BEGIN Extracted records

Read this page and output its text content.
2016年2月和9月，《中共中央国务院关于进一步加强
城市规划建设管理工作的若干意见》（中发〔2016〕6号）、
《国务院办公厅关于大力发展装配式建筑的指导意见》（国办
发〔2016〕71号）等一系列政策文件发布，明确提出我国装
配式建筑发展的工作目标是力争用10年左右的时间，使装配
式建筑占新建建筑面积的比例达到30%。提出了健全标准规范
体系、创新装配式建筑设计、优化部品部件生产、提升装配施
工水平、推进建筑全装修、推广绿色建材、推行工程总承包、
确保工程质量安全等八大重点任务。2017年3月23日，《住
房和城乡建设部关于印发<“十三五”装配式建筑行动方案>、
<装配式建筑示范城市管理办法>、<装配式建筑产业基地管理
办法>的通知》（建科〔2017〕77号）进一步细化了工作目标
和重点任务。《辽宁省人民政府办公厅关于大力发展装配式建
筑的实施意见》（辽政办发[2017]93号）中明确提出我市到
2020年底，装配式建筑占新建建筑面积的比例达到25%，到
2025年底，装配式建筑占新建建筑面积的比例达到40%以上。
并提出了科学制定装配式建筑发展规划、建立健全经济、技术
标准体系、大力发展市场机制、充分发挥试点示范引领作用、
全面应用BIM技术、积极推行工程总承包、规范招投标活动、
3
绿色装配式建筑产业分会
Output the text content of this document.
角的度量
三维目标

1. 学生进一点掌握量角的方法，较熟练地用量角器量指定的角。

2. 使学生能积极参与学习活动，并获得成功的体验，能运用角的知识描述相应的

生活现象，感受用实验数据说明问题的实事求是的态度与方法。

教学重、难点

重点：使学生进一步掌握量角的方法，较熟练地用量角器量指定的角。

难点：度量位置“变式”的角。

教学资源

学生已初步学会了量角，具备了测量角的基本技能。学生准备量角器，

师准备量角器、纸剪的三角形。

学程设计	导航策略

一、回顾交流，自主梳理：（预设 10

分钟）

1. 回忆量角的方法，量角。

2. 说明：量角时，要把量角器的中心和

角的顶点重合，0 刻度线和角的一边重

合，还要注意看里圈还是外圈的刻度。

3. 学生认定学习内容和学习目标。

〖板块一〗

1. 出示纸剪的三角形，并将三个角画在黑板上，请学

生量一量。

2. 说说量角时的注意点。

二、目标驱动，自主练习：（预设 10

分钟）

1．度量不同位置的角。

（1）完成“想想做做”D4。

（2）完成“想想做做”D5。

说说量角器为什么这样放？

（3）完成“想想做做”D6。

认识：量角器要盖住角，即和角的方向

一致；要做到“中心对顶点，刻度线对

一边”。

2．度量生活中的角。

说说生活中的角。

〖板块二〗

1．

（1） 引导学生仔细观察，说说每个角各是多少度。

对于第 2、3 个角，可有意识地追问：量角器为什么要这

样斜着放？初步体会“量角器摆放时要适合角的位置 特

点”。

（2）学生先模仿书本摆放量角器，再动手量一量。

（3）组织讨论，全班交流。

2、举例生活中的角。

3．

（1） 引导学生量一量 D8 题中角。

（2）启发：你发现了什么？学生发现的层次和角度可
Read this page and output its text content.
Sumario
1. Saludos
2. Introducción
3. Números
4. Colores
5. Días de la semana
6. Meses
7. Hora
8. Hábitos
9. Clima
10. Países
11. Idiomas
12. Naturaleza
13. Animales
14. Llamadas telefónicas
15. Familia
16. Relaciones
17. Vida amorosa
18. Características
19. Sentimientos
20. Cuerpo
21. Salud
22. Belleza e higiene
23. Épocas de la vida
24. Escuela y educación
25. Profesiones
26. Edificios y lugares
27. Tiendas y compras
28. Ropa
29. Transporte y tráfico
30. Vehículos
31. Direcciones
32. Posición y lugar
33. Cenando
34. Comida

END Extracted records

● Given problem: Each record above should be repeated exactly as it appears.

● Full response:
Read this page and output its text content.
2016年2月和9月，《中共中央国务院关于进一步加强
城市规划建设管理工作的若干意见》（中发〔2016〕6号）、
《国务院办公厅关于大力发展装配式建筑的指导意见》（国办
发〔2016〕71号）等一系列政策文件发布，明确提出我国装
配式建筑发展的工作目标是力争用10年左右的时间，使装配
式建筑占新建建筑面积的比例达到30%。提出了健全标准规范
体系、创新装配式建筑设计、优化部品部件生产、提升装配施
工水平、推进建筑全装修、推广绿色建材、推行工程总承包、
确保工程质量安全等八大重点任务。2017年3月23日，《住
房和城乡建设部关于印发<“十三五”装配式建筑行动方案>、
<装配式建筑示范城市管理办法>、<装配式建筑产业基地管理
办法>的通知》（建科〔2017〕77号）进一步细化了工作目标
和重点任务。《辽宁省人民政府办公厅关于大力发展装配式建
筑的实施意见》（辽政办发[2017]93号）中明确提出我市到
2020年底，装配式建筑占新建建筑面积的比例达到25%，到
2025年底，装配式建筑占新建建筑面积的比例达到40%以上。
并提出了科学制定装配式建筑发展规划、建立健全经济、技术
标准体系、大力发展市场机制、充分发挥试点示范引领作用、
全面应用BIM技术、积极推行工程总承包、规范招投标活动、
3
绿色装配式建筑产业分会
Output the text content of this document.
角的度量
三维目标

1. 学生进一点掌握量角的方法，较熟练地用量角器量指定的角。

2. 使学生能积极参与学习活动，并获得成功的体验，能运用角的知识描述相应的

生活现象，感受用实验数据说明问题的实事求是的态度与方法。

教学重、难点

重点：使学生进一步掌握量角的方法，较熟练地用量角器量指定的角。

难点：度量位置“变式”的角。

教学资源

学生已初步学会了量角，具备了测量角的基本技能。学生准备量角器，

师准备量角器、纸剪的三角形。

学程设计	导航策略

一、回顾交流，自主梳理：（预设 10

分钟）

1. 回忆量角的方法，量角。

2. 说明：量角时，要把量角器的中心和

角的顶点重合，0 刻度线和角的一边重

合，还要注意看里圈还是外圈的刻度。

3. 学生认定学习内容和学习目标。

〖板块一〗

1. 出示纸剪的三角形，并将三个角画在黑板上，请学

生量一量。

2. 说说量角时的注意点。

二、目标驱动，自主练习：（预设 10

分钟）

1．度量不同位置的角。

（1）完成“想想做做”D4。

（2）完成“想想做做”D5。

说说量角器为什么这样放？

（3）完成“想想做做”D6。

认识：量角器要盖住角，即和角的方向

一致；要做到“中心对顶点，刻度线对

一边”。

2．度量生活中的角。

说说生活中的角。

〖板块二〗

1．

（1） 引导学生仔细观察，说说每个角各是多少度。

对于第 2、3 个角，可有意识地追问：量角器为什么要这

样斜着放？初步体会“量角器摆放时要适合角的位置 特

点”。

（2）学生先模仿书本摆放量角器，再动手量一量。

（3）组织讨论，全班交流。

2、举例生活中的角。

3．

（1） 引导学生量一量 D8 题中角。

（2）启发：你发现了什么？学生发现的层次和角度可
Read this page and output its text content.
Sumario
1. Saludos
2. Introducción
3. Números
4. Colores
5. Días de la semana
6. Meses
7. Hora
8. Hábitos
9. Clima
10. Países
11. Idiomas
12. Naturaleza
13. Animales
14. Llamadas telefónicas
15. Familia
16. Relaciones
17. Vida amorosa
18. Características
19. Sentimientos
20. Cuerpo
21. Salud
22. Belleza e higiene
23. Épocas de la vida
24. Escuela y educación
25. Profesiones
26. Edificios y lugares
27. Tiendas y compras
28. Ropa
29. Transporte y tráfico
30. Vehículos
31. Direcciones
32. Posición y lugar
33. Cenando
34. Comida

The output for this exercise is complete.